◆ Work to do ◆
State how many lines in these records contain the word "surprised", and nothing else.

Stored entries
start
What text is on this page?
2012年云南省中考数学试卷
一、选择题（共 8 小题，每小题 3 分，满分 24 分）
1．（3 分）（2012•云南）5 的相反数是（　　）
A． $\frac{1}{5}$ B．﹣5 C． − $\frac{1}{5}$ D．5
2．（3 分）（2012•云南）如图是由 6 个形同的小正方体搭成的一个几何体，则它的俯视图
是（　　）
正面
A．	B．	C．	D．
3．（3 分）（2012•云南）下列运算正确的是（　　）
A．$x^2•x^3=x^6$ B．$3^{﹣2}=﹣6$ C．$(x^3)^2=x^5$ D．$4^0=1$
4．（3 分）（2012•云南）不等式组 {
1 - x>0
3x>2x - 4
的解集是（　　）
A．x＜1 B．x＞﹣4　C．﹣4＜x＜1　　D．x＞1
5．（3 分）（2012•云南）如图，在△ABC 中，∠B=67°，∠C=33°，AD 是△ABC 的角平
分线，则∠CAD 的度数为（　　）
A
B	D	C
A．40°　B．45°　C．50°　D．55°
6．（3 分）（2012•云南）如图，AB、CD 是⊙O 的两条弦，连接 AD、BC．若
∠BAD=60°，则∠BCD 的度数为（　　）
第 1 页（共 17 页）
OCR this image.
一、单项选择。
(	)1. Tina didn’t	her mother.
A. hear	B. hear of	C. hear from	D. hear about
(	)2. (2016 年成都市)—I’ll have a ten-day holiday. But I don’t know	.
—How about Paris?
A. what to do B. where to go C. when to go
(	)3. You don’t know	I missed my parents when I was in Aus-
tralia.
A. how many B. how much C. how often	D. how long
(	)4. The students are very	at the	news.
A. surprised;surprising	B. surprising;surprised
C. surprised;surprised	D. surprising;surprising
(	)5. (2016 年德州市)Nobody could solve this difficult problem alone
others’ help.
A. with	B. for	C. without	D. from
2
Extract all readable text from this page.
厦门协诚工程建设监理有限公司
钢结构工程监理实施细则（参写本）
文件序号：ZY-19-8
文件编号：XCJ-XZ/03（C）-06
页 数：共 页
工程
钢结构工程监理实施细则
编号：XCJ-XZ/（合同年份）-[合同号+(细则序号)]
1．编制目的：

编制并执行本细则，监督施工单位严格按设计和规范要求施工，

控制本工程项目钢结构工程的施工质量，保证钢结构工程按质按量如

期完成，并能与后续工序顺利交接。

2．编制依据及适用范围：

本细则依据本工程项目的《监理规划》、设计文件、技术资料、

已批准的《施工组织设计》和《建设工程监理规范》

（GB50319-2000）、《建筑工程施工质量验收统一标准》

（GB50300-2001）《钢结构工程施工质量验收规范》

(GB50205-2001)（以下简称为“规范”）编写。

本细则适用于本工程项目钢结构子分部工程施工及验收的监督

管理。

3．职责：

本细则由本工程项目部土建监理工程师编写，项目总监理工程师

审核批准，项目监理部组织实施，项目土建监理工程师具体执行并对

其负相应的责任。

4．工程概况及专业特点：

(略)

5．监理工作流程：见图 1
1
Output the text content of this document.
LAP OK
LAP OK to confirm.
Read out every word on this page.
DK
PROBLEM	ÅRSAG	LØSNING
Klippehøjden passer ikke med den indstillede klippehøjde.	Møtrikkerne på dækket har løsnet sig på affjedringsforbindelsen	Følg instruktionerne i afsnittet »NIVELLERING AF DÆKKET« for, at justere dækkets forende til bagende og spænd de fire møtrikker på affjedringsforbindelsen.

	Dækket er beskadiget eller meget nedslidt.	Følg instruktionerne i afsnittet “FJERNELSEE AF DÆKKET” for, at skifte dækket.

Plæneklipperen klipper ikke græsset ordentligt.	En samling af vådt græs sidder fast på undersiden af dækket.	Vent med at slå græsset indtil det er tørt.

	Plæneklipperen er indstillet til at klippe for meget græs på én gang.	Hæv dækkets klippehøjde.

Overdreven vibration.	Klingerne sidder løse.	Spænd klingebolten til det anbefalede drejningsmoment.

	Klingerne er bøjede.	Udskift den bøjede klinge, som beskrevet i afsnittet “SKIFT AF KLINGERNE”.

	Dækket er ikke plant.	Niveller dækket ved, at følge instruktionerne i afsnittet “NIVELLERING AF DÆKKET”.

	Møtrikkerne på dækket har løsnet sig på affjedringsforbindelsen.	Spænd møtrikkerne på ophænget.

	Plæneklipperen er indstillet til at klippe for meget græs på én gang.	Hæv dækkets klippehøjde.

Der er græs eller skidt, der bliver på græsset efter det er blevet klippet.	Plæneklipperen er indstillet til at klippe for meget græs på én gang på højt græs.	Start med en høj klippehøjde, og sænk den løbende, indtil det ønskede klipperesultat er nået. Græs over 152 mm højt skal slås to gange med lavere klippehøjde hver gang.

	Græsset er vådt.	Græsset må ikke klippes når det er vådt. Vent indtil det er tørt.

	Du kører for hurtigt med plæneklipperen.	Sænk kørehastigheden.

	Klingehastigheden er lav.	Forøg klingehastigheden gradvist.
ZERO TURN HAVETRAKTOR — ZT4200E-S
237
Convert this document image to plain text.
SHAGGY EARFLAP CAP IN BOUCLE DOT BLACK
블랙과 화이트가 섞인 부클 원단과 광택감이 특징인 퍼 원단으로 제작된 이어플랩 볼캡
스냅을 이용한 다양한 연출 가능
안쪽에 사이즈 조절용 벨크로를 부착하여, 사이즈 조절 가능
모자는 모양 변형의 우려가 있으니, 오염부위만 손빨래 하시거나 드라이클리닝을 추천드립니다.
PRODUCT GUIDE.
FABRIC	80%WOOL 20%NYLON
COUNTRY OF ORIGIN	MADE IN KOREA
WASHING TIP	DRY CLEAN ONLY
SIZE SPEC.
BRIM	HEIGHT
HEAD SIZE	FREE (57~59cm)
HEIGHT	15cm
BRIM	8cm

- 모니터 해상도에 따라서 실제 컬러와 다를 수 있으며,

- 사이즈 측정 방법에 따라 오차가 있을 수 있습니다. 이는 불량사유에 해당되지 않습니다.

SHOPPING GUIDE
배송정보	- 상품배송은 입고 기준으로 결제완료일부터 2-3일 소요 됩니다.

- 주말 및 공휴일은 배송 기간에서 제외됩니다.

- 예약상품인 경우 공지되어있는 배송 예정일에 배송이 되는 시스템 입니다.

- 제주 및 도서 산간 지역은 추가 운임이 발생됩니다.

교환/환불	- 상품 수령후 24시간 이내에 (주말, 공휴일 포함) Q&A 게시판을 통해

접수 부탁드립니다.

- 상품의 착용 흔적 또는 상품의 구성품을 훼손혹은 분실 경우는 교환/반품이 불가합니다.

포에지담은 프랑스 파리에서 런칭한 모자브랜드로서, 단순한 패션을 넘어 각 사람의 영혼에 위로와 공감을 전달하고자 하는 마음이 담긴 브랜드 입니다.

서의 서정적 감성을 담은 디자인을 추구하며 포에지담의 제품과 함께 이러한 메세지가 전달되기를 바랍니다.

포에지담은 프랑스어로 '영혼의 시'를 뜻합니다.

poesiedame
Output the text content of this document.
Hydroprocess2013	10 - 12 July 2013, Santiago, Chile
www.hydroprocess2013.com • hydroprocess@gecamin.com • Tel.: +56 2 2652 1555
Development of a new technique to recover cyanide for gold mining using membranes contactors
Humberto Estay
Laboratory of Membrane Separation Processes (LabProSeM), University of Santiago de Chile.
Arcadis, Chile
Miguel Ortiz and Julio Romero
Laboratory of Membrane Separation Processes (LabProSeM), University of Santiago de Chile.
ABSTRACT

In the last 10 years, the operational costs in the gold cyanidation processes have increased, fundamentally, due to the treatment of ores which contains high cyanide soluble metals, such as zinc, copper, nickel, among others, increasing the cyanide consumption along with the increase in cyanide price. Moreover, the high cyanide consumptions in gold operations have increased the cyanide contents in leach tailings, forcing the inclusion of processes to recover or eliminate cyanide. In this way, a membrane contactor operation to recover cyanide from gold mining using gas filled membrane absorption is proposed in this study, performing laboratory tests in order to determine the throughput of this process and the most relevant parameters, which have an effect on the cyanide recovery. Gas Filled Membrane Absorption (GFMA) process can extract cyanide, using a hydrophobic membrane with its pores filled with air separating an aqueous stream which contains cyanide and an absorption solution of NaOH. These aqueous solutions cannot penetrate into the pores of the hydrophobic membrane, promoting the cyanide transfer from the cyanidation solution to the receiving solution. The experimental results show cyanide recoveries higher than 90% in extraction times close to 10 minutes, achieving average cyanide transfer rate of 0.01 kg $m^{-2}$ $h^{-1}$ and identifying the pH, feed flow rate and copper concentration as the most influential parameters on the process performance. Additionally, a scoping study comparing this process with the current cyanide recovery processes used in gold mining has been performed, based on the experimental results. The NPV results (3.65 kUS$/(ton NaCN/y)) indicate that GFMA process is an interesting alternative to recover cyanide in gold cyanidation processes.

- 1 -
end
◆ Final result ◆
2